GIVEN TASK:
Copy out lines with the word "Adapter" from the material that follows.
------ PROVIDED DATA ------
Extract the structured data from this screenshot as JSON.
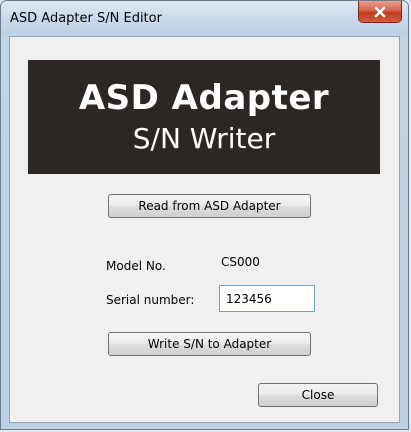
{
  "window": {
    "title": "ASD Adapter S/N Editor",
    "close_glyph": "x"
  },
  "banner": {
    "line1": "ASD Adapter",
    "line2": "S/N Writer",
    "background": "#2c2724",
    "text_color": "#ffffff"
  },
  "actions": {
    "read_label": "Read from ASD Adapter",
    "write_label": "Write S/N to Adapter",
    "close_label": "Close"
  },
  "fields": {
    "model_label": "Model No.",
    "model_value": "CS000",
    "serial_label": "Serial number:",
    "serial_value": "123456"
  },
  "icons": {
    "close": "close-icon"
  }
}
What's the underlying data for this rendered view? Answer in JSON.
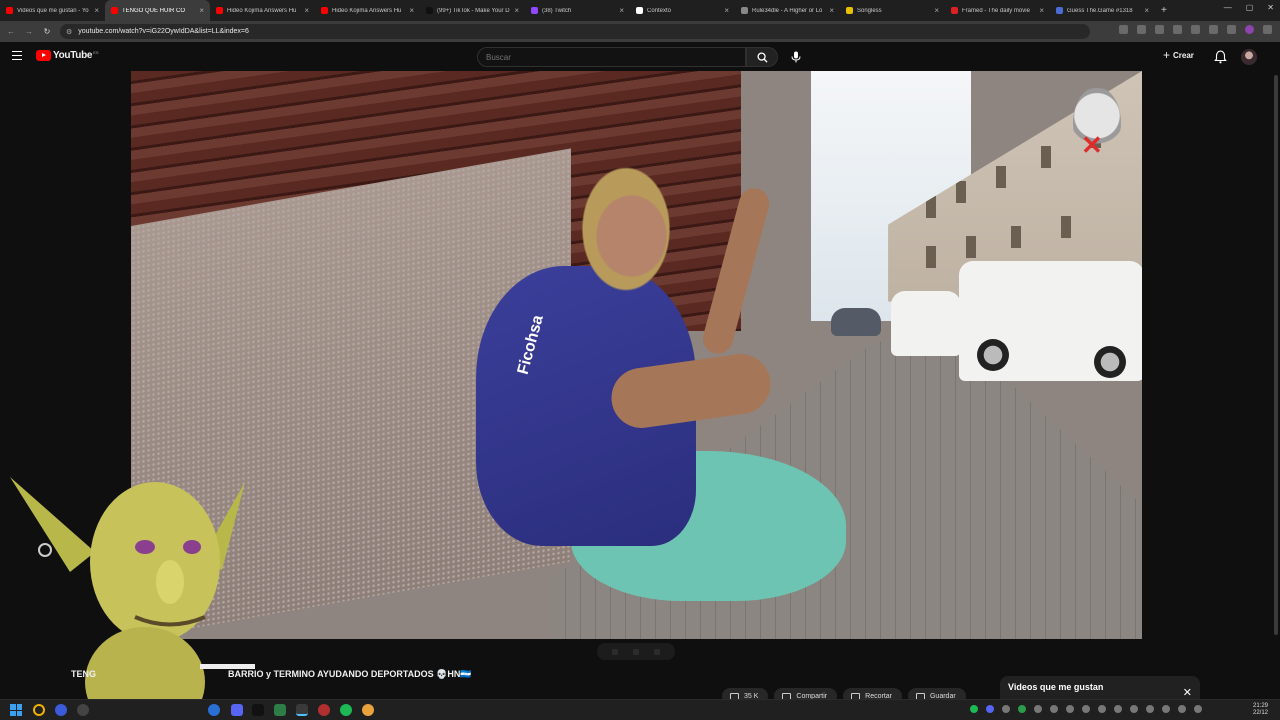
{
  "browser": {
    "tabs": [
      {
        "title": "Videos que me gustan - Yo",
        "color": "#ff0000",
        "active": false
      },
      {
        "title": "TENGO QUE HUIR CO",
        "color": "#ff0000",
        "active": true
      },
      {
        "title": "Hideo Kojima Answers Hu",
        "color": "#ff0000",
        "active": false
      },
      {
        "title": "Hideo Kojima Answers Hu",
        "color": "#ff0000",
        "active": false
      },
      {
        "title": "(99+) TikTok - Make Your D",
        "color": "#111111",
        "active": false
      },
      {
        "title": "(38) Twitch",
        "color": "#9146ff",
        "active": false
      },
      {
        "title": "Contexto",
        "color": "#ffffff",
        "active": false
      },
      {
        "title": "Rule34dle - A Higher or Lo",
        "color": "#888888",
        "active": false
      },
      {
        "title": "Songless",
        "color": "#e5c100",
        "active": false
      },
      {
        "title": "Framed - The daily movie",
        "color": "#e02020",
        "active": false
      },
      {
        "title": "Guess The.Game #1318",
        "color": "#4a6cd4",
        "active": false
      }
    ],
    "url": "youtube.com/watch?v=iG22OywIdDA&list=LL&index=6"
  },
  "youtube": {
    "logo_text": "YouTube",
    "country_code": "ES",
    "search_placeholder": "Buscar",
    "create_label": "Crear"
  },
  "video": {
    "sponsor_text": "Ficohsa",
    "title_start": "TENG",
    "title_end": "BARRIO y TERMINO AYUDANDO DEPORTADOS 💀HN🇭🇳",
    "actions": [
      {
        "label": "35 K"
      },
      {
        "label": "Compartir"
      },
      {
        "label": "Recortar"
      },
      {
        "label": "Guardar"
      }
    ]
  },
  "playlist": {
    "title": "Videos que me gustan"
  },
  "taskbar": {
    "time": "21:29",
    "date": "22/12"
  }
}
------
------ PROVIDED DATA ------
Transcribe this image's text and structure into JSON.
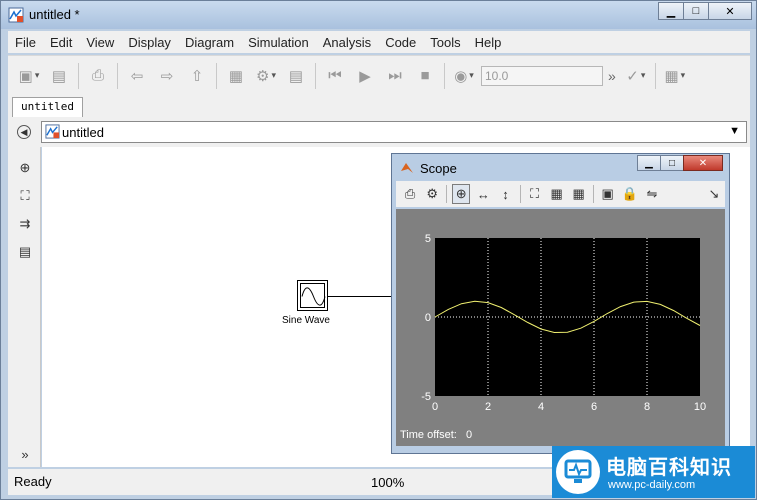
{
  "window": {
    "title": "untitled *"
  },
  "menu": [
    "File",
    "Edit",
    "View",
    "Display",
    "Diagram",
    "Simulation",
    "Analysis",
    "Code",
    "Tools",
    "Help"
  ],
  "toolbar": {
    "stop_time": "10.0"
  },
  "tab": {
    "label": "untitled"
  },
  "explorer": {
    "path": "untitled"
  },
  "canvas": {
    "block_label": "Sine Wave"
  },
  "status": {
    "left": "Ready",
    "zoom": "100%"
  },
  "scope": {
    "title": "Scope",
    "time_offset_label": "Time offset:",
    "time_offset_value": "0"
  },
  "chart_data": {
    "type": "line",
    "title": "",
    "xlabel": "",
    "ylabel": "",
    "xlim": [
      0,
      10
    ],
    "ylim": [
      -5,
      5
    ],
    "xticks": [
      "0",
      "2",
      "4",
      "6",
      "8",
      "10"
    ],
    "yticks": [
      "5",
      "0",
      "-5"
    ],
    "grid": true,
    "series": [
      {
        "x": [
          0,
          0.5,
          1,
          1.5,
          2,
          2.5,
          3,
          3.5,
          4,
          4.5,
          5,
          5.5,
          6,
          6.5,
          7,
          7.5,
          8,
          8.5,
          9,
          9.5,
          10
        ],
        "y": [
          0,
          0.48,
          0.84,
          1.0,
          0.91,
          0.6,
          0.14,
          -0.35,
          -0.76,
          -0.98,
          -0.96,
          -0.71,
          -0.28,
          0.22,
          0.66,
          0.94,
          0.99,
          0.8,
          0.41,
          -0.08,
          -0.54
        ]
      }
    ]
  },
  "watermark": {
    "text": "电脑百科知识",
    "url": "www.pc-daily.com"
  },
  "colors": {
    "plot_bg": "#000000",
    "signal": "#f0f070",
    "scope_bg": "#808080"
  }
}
------
ANSWER TO THIS EXERCISE:
    "title": "ASD Adapter S/N Editor",
    "line1": "ASD Adapter",
    "read_label": "Read from ASD Adapter",
    "write_label": "Write S/N to Adapter",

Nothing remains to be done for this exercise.